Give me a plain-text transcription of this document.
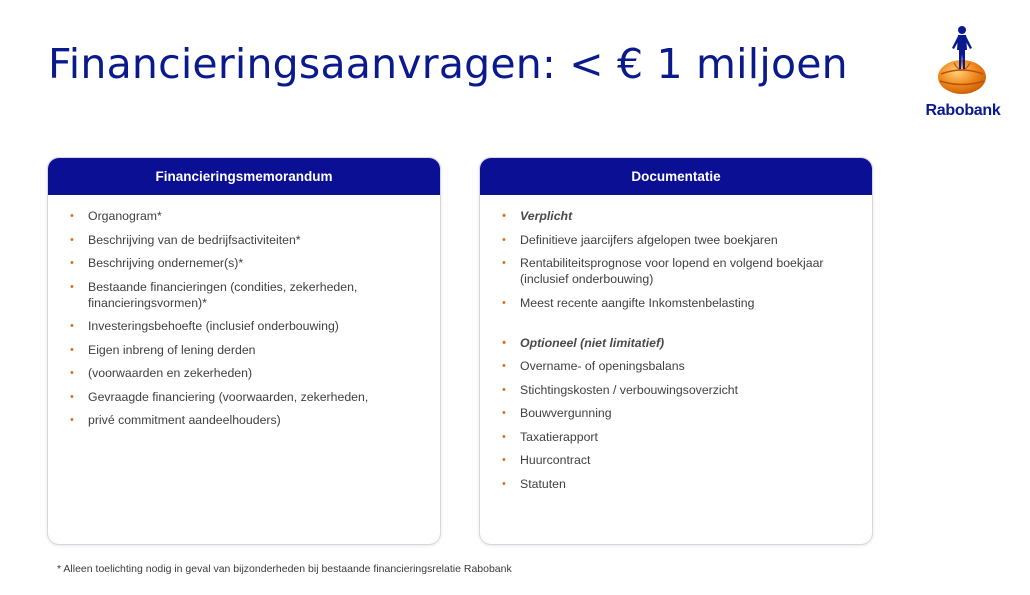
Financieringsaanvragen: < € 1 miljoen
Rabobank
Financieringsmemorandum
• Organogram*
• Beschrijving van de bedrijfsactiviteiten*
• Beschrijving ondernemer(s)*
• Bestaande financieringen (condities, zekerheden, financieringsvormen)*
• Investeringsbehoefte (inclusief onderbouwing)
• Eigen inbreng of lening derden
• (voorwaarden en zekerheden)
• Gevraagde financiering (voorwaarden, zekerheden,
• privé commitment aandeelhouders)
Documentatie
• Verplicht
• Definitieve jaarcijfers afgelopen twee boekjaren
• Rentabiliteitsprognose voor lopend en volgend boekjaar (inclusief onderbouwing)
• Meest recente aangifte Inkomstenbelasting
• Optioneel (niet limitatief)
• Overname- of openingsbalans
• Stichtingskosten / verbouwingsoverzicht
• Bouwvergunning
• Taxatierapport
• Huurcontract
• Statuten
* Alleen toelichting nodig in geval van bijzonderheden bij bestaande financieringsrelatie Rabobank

____

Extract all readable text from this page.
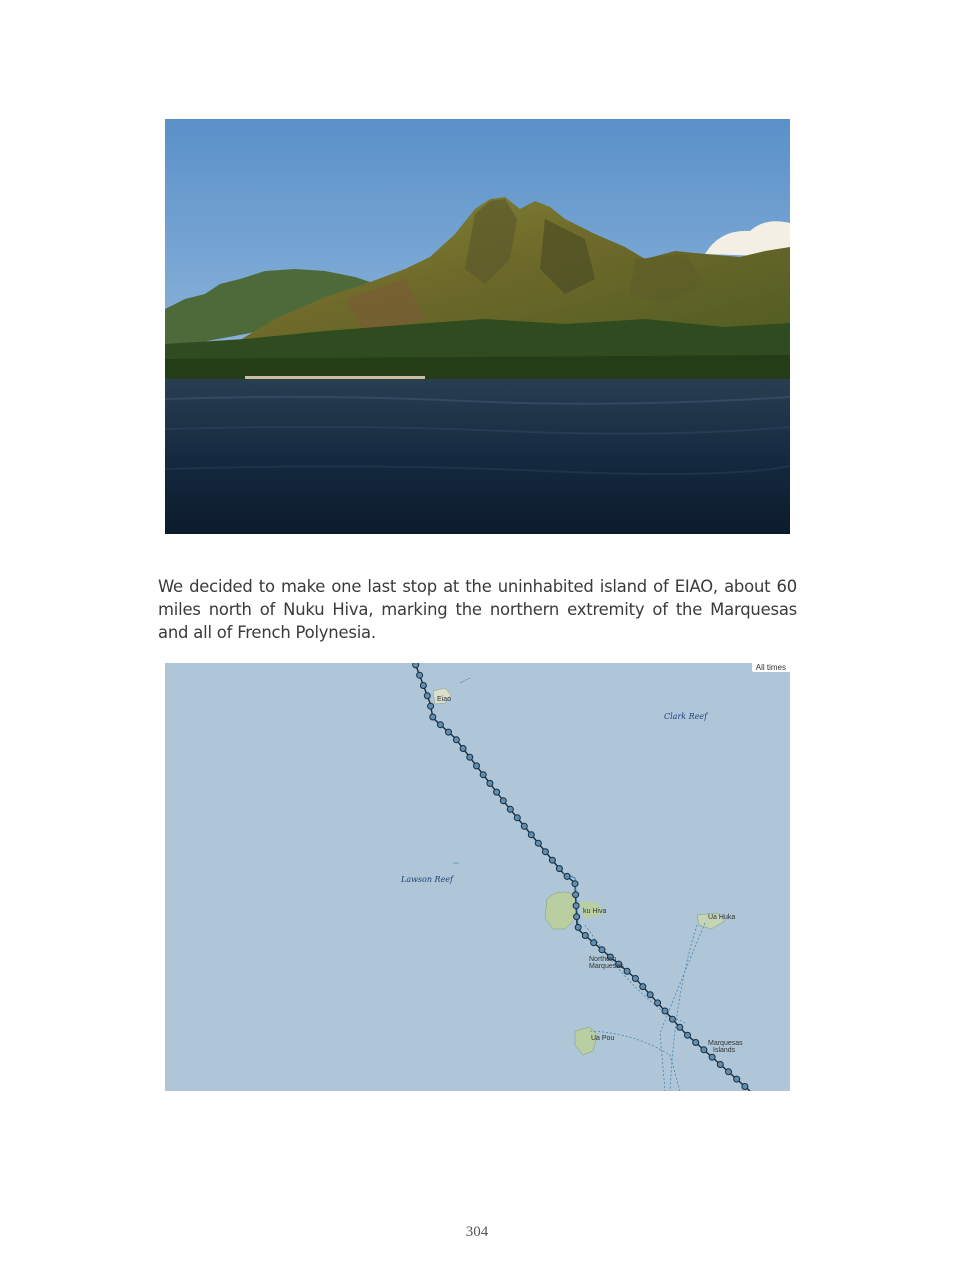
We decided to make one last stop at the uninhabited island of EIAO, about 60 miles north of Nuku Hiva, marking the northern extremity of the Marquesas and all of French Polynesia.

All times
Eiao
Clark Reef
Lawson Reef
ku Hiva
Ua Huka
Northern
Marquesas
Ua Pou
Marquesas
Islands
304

____

WRITTEN REQUEST → Count the lines above that contain the word "this", and give only that number.

WORKED SOLUTION → 2